Can you reproduce every one of the entries below line for line, without any changes, while leaving the pictures out?

Element box annotations
---

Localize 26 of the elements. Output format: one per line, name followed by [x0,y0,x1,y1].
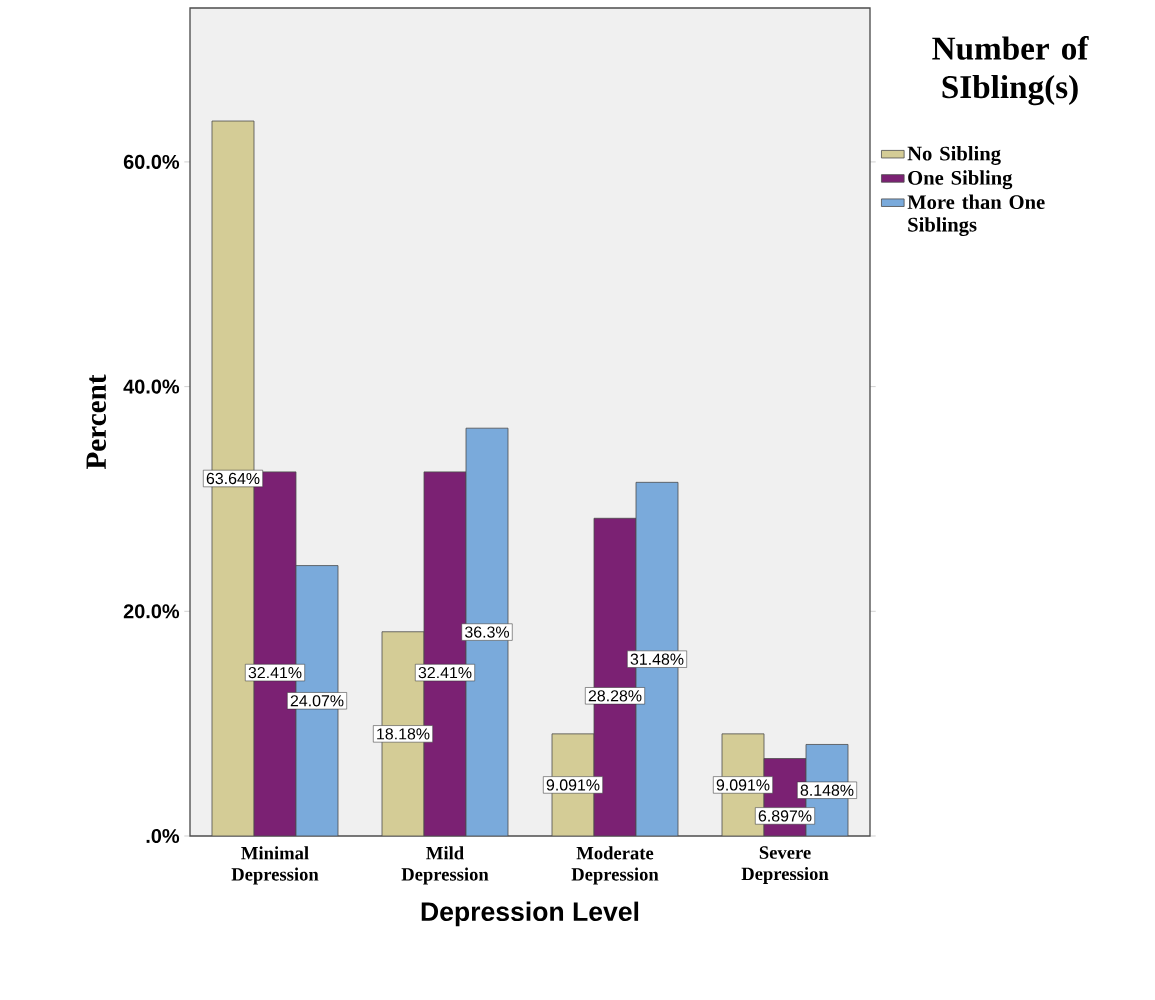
y-axis-title: Percent [86,374,107,470]
x-tick-label: Moderate Depression [571,846,659,885]
y-tick-label: 60.0% [123,154,180,169]
data-label: 32.41% [248,666,302,679]
y-tick-label: 40.0% [123,379,180,394]
data-label: 24.07% [290,695,344,707]
x-tick-label: Minimal Depression [231,846,319,885]
data-label: 8.148% [800,784,854,796]
data-label: 31.48% [630,653,684,665]
data-label: 18.18% [377,728,430,740]
data-label: 63.64% [206,472,260,485]
y-tick-label: .0% [146,828,180,844]
legend-label: One Sibling [908,170,1013,190]
data-label: 9.091% [716,779,770,791]
x-tick-label: Severe Depression [741,846,829,884]
y-tick-label: 20.0% [123,604,180,619]
data-label: 32.41% [418,666,472,679]
data-label: 9.091% [546,779,600,791]
data-label: 36.3% [465,626,510,638]
legend-title: Number of SIbling(s) [932,36,1089,106]
x-tick-label: Mild Depression [401,846,489,885]
data-label: 6.897% [758,810,812,822]
data-label: 28.28% [588,690,642,702]
x-axis-title: Depression Level [421,901,639,927]
legend-label: No Sibling [907,146,1001,165]
legend-label: More than One Siblings [907,194,1045,236]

---

EXERCISE RESPONSE:
Localize 26 of the elements. Output format: one per line, name followed by [x0,y0,x1,y1].
y-axis-title: Percent [86,374,107,470]
x-tick-label: Moderate Depression [571,846,659,885]
y-tick-label: 60.0% [123,154,180,169]
data-label: 32.41% [248,666,302,679]
y-tick-label: 40.0% [123,379,180,394]
data-label: 24.07% [290,695,344,707]
x-tick-label: Minimal Depression [231,846,319,885]
data-label: 8.148% [800,784,854,796]
data-label: 31.48% [630,653,684,665]
data-label: 18.18% [377,728,430,740]
data-label: 63.64% [206,472,260,485]
y-tick-label: .0% [146,828,180,844]
legend-label: One Sibling [908,170,1013,190]
data-label: 9.091% [716,779,770,791]
x-tick-label: Severe Depression [741,846,829,884]
y-tick-label: 20.0% [123,604,180,619]
data-label: 32.41% [418,666,472,679]
data-label: 9.091% [546,779,600,791]
data-label: 36.3% [465,626,510,638]
legend-title: Number of SIbling(s) [932,36,1089,106]
x-tick-label: Mild Depression [401,846,489,885]
data-label: 6.897% [758,810,812,822]
data-label: 28.28% [588,690,642,702]
x-axis-title: Depression Level [421,901,639,927]
legend-label: No Sibling [907,146,1001,165]
legend-label: More than One Siblings [907,194,1045,236]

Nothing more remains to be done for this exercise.